Task description:
Could you filter the listing for lines with the word "median" and return them?
START Data extract
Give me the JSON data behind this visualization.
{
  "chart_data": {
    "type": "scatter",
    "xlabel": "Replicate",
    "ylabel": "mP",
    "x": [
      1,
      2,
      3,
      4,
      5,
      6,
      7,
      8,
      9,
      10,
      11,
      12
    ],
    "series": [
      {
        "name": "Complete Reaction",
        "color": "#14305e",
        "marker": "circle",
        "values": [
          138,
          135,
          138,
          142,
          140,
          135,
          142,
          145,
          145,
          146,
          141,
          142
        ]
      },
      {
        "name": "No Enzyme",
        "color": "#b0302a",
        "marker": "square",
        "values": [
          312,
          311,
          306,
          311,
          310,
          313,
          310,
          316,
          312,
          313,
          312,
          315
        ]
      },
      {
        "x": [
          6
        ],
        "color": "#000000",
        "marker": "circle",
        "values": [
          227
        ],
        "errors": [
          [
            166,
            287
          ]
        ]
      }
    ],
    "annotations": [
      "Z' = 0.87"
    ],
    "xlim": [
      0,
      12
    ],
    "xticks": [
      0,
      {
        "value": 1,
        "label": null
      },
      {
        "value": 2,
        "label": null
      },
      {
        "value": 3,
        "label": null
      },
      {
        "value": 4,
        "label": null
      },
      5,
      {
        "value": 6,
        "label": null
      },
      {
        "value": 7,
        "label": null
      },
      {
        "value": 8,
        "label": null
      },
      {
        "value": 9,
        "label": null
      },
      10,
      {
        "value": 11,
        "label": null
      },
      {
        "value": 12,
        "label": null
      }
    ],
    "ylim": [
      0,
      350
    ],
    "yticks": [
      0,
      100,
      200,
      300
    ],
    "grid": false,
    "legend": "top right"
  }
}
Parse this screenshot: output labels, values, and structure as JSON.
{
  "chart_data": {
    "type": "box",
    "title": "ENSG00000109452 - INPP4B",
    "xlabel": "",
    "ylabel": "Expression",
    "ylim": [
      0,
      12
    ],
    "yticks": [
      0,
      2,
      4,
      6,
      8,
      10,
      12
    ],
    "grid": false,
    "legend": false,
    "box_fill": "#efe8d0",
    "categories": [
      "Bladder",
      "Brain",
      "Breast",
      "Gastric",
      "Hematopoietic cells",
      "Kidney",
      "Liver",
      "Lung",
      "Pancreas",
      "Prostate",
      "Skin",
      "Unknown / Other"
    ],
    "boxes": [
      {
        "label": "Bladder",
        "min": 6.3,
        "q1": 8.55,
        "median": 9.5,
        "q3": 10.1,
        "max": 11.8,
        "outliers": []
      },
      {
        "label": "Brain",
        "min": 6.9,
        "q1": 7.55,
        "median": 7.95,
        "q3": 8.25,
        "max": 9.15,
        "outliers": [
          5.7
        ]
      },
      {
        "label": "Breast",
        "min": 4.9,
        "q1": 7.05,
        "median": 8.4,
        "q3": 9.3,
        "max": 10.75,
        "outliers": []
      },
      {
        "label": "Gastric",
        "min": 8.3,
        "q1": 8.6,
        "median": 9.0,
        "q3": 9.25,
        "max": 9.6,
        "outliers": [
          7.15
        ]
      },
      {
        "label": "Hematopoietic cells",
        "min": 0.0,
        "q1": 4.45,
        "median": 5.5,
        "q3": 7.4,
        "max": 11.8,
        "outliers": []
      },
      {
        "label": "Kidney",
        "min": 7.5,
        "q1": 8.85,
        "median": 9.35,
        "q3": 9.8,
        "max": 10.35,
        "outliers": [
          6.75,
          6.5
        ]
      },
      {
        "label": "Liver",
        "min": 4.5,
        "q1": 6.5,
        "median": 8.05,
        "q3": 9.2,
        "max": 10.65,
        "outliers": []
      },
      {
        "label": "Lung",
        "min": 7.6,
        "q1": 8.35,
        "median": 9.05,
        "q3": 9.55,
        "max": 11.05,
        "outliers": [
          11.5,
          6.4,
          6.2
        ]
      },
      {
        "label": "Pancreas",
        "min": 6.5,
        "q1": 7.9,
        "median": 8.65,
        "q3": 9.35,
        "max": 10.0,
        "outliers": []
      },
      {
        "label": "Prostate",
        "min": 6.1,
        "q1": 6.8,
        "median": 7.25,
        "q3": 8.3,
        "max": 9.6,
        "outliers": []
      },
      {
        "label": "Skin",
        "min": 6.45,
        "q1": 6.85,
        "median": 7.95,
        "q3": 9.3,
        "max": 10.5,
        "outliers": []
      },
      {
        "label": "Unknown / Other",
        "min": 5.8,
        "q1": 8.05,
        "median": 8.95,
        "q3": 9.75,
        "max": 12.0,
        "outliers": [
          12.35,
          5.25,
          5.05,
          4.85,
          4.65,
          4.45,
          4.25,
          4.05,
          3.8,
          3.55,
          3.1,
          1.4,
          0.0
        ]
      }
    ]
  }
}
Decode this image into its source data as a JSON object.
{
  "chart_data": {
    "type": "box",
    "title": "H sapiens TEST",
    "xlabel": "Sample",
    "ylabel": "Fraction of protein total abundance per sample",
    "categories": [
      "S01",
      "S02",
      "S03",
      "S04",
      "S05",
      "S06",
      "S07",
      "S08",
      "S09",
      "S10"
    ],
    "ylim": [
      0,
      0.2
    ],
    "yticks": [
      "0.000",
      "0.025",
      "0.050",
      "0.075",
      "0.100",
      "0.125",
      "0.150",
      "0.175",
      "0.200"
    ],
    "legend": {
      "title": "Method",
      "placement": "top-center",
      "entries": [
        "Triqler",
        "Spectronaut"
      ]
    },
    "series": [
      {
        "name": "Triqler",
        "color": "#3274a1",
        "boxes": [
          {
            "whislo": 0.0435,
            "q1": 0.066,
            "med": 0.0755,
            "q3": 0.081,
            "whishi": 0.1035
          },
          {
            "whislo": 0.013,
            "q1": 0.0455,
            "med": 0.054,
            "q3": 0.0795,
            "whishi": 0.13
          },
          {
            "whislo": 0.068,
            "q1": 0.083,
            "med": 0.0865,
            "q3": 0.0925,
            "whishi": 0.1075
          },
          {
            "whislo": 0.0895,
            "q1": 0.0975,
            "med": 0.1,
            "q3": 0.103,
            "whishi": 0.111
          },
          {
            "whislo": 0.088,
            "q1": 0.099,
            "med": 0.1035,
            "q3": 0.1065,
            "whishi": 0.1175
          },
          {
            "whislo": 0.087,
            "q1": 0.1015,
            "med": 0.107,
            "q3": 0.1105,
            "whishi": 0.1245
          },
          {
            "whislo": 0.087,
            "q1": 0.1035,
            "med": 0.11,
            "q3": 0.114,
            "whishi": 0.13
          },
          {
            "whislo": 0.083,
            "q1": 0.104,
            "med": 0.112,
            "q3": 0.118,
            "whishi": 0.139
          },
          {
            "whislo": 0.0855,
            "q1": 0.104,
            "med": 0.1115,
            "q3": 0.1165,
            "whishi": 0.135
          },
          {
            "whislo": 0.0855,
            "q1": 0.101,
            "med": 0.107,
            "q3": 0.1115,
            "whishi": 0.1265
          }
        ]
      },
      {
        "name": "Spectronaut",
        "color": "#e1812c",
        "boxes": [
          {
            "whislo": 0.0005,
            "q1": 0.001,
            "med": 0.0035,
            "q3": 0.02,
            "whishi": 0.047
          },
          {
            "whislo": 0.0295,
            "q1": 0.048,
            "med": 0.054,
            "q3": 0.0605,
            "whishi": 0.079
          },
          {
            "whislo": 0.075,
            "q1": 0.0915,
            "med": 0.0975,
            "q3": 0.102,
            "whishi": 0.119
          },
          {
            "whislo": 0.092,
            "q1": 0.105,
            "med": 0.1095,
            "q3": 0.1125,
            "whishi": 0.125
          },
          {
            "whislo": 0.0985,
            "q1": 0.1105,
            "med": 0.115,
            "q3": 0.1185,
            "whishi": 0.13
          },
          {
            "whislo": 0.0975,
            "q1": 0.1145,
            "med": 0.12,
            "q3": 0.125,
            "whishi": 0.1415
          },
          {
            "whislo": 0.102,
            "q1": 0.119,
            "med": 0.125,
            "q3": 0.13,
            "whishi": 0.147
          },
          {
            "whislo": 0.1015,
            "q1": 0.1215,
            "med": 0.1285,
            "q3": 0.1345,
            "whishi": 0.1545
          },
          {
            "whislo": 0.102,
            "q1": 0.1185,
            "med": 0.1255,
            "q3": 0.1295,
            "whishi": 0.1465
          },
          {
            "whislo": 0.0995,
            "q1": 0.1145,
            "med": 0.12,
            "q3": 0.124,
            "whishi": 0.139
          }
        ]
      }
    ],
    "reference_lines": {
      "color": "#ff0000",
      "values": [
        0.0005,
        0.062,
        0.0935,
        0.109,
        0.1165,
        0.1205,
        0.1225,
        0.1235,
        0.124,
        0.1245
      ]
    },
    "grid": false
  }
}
END Data extract
Written answer:
        "median": 9.5,
        "median": 7.95,
        "median": 8.4,
        "median": 9.0,
        "median": 5.5,
        "median": 9.35,
        "median": 8.05,
        "median": 9.05,
        "median": 8.65,
        "median": 7.25,
        "median": 7.95,
        "median": 8.95,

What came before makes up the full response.